THE PROBLEM -> Below are the records; copy each line in them that holds the word "nothing".

EXERCISE MATERIALS ->

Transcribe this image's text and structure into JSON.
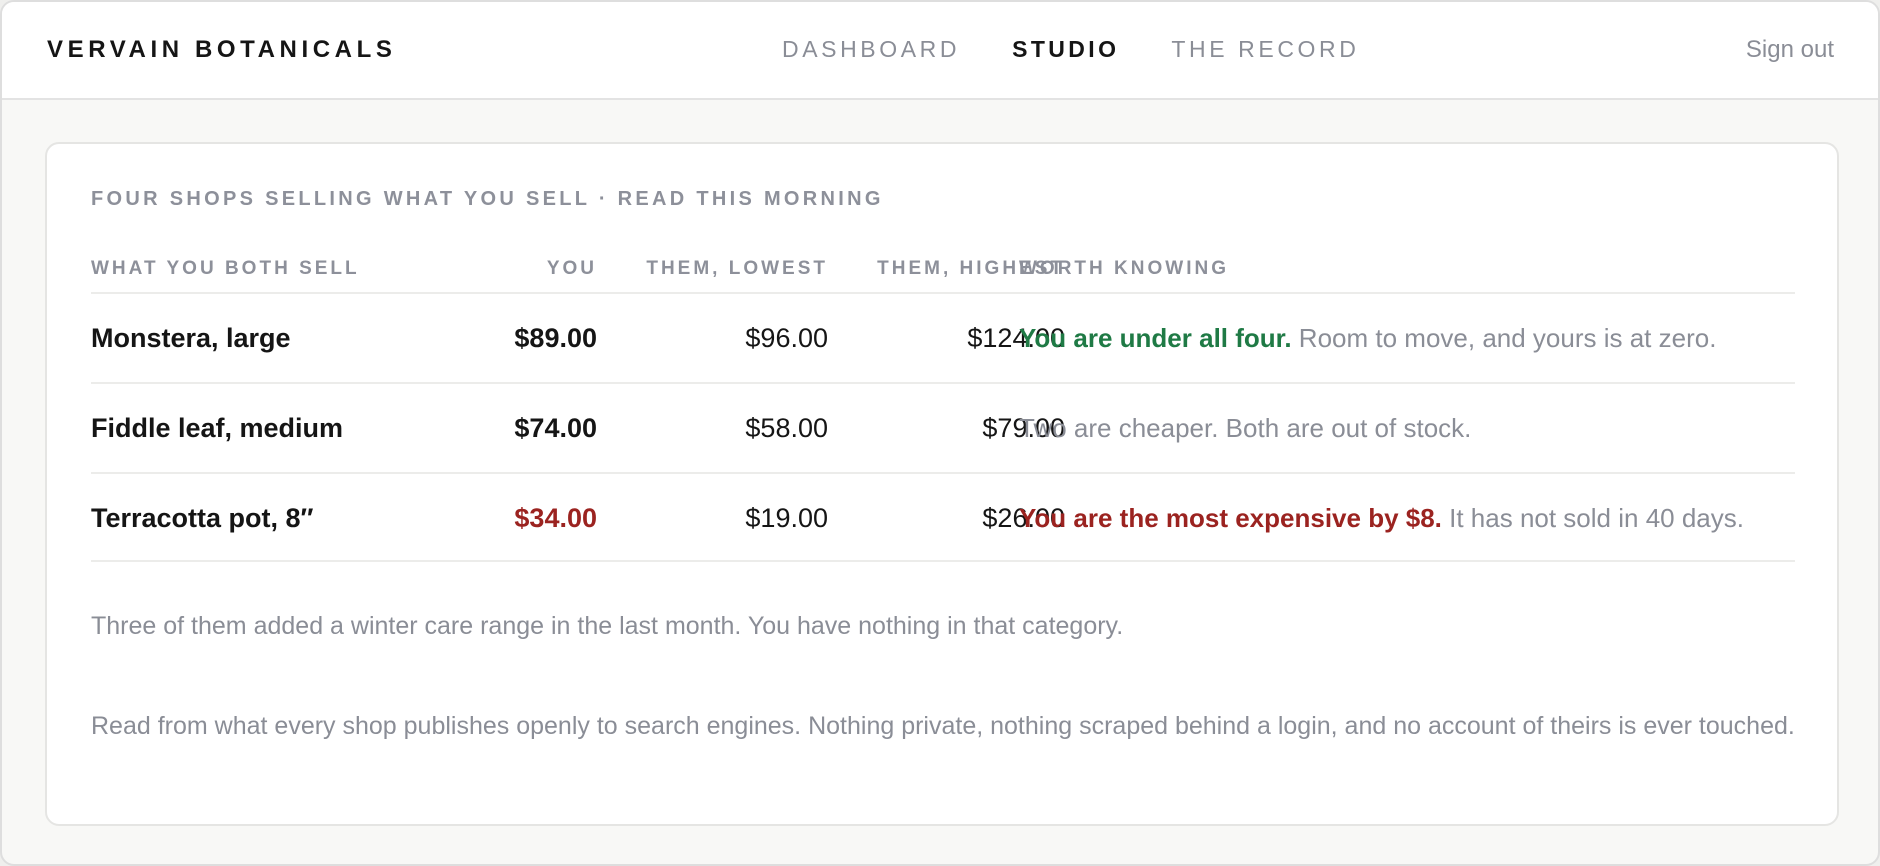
{
  "header": {
    "brand": "VERVAIN BOTANICALS",
    "nav": [
      {
        "label": "DASHBOARD",
        "active": false
      },
      {
        "label": "STUDIO",
        "active": true
      },
      {
        "label": "THE RECORD",
        "active": false
      }
    ],
    "sign_out": "Sign out"
  },
  "card": {
    "eyebrow": "FOUR SHOPS SELLING WHAT YOU SELL · READ THIS MORNING",
    "columns": [
      "WHAT YOU BOTH SELL",
      "YOU",
      "THEM, LOWEST",
      "THEM, HIGHEST",
      "WORTH KNOWING"
    ],
    "rows": [
      {
        "item": "Monstera, large",
        "you": "$89.00",
        "lowest": "$96.00",
        "highest": "$124.00",
        "note_strong": "You are under all four.",
        "note_rest": " Room to move, and yours is at zero."
      },
      {
        "item": "Fiddle leaf, medium",
        "you": "$74.00",
        "lowest": "$58.00",
        "highest": "$79.00",
        "note_strong": "",
        "note_rest": "Two are cheaper. Both are out of stock."
      },
      {
        "item": "Terracotta pot, 8″",
        "you": "$34.00",
        "lowest": "$19.00",
        "highest": "$26.00",
        "note_strong": "You are the most expensive by $8.",
        "note_rest": " It has not sold in 40 days."
      }
    ],
    "insight": "Three of them added a winter care range in the last month. You have nothing in that category.",
    "disclaimer": "Read from what every shop publishes openly to search engines. Nothing private, nothing scraped behind a login, and no account of theirs is ever touched."
  },
  "colors": {
    "positive": "#1f7a45",
    "negative": "#9b2320",
    "muted": "#8a8d96",
    "text": "#151515"
  }
}
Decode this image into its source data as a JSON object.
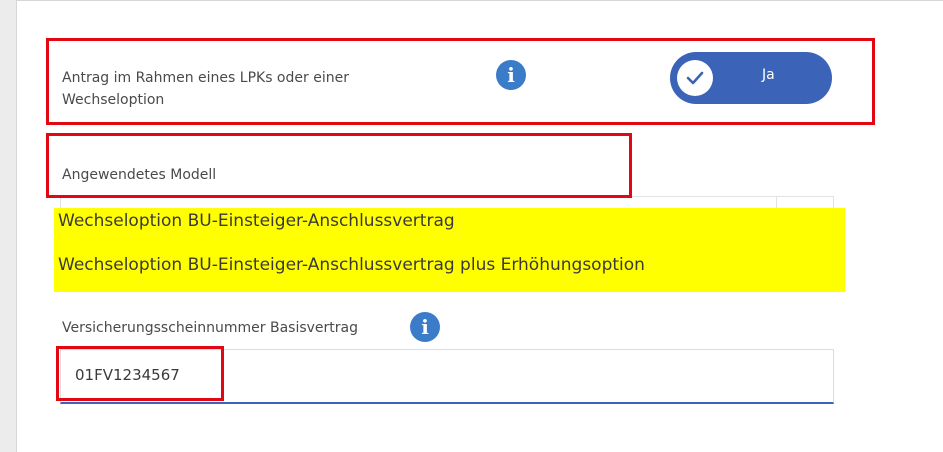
{
  "field_wechseloption": {
    "label_line1": "Antrag im Rahmen eines LPKs oder einer",
    "label_line2": "Wechseloption",
    "info_glyph": "i",
    "toggle_label": "Ja",
    "toggle_on": true
  },
  "field_modell": {
    "label": "Angewendetes Modell",
    "options": [
      "Wechseloption BU-Einsteiger-Anschlussvertrag",
      "Wechseloption BU-Einsteiger-Anschlussvertrag plus Erhöhungsoption"
    ]
  },
  "field_versicherungsschein": {
    "label": "Versicherungsscheinnummer Basisvertrag",
    "info_glyph": "i",
    "value": "01FV1234567"
  },
  "colors": {
    "accent": "#3b63b8",
    "info": "#3b7cc9",
    "highlight_box": "#e30613",
    "highlight_fill": "#ffff00"
  },
  "icons": [
    "info-icon",
    "checkmark-icon"
  ]
}
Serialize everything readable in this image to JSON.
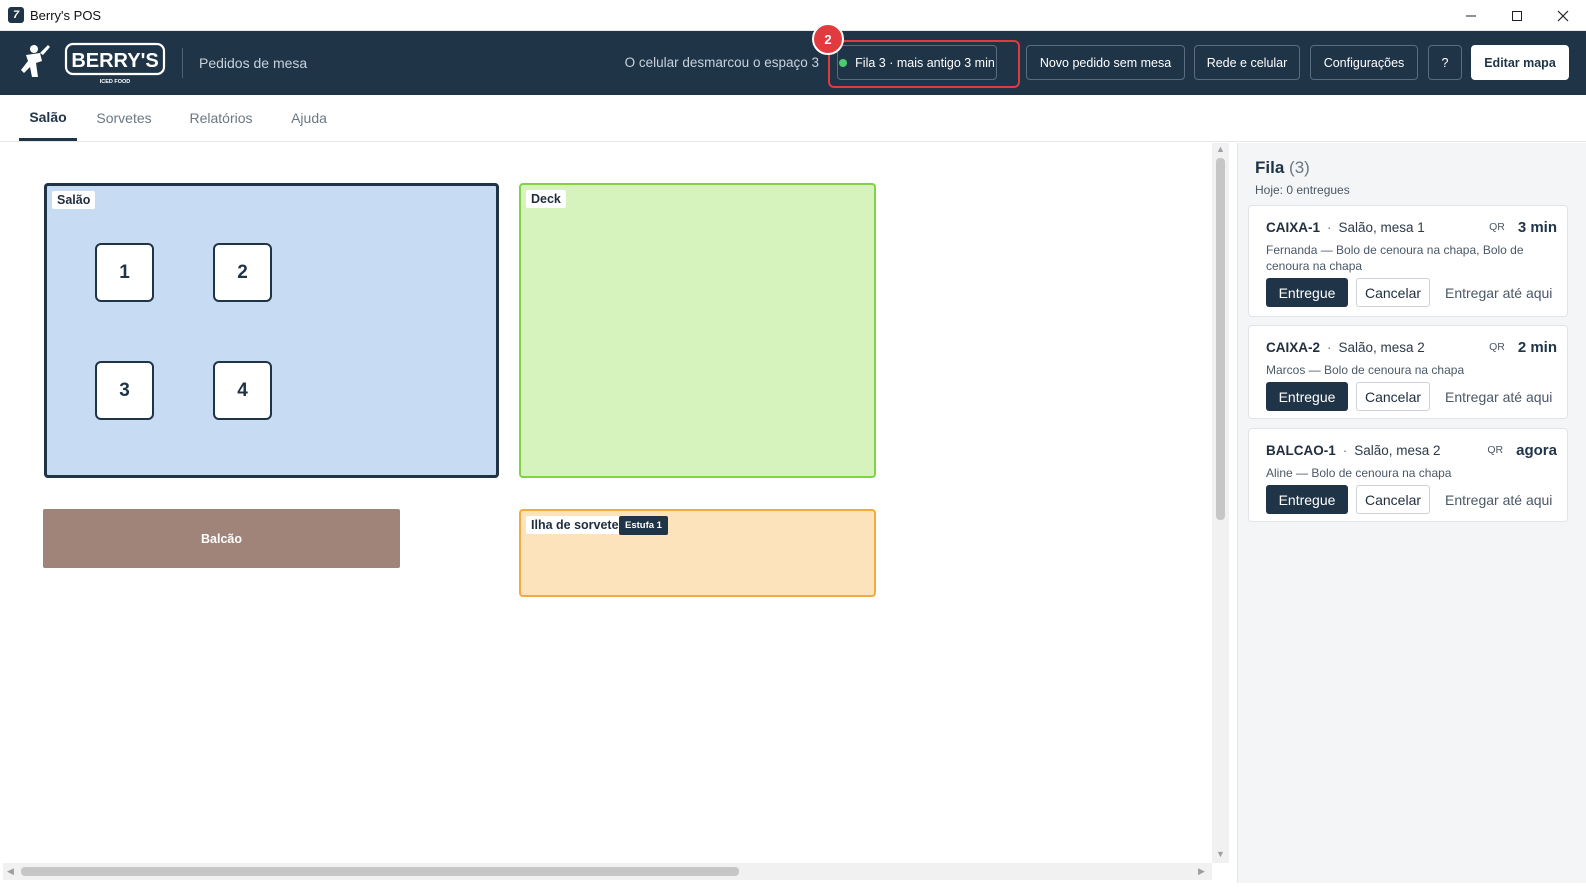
{
  "window": {
    "title": "Berry's POS",
    "icon_glyph": "7"
  },
  "header": {
    "logo_text": "BERRY'S",
    "logo_subtext": "ICED FOOD",
    "section": "Pedidos de mesa",
    "phone_status": "O celular desmarcou o espaço 3",
    "queue_button": "Fila 3 · mais antigo 3 min",
    "queue_badge": "2",
    "new_order_button": "Novo pedido sem mesa",
    "network_button": "Rede e celular",
    "config_button": "Configurações",
    "help_button": "?",
    "edit_map_button": "Editar mapa"
  },
  "tabs": [
    {
      "label": "Salão",
      "active": true
    },
    {
      "label": "Sorvetes",
      "active": false
    },
    {
      "label": "Relatórios",
      "active": false
    },
    {
      "label": "Ajuda",
      "active": false
    }
  ],
  "map": {
    "zones": {
      "salao": "Salão",
      "deck": "Deck",
      "balcao": "Balcão",
      "ilha": "Ilha de sorvete",
      "ilha_tag": "Estufa 1"
    },
    "tables": [
      "1",
      "2",
      "3",
      "4"
    ]
  },
  "queue": {
    "title": "Fila",
    "count": "(3)",
    "subtitle": "Hoje: 0 entregues",
    "orders": [
      {
        "id": "CAIXA-1",
        "location": "Salão, mesa 1",
        "source": "QR",
        "age": "3 min",
        "details": "Fernanda  —  Bolo de cenoura na chapa, Bolo de cenoura na chapa",
        "deliver": "Entregue",
        "cancel": "Cancelar",
        "deliver_here": "Entregar até aqui"
      },
      {
        "id": "CAIXA-2",
        "location": "Salão, mesa 2",
        "source": "QR",
        "age": "2 min",
        "details": "Marcos  —  Bolo de cenoura na chapa",
        "deliver": "Entregue",
        "cancel": "Cancelar",
        "deliver_here": "Entregar até aqui"
      },
      {
        "id": "BALCAO-1",
        "location": "Salão, mesa 2",
        "source": "QR",
        "age": "agora",
        "details": "Aline  —  Bolo de cenoura na chapa",
        "deliver": "Entregue",
        "cancel": "Cancelar",
        "deliver_here": "Entregar até aqui"
      }
    ]
  },
  "colors": {
    "brand": "#1f3447",
    "alert": "#e23b3f",
    "status_ok": "#4ccb6e"
  }
}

COMPLETED EXERCISE ->
    "insight": "Three of them added a winter care range in the last month. You have nothing in that category.",
    "disclaimer": "Read from what every shop publishes openly to search engines. Nothing private, nothing scraped behind a login, and no account of theirs is ever touched."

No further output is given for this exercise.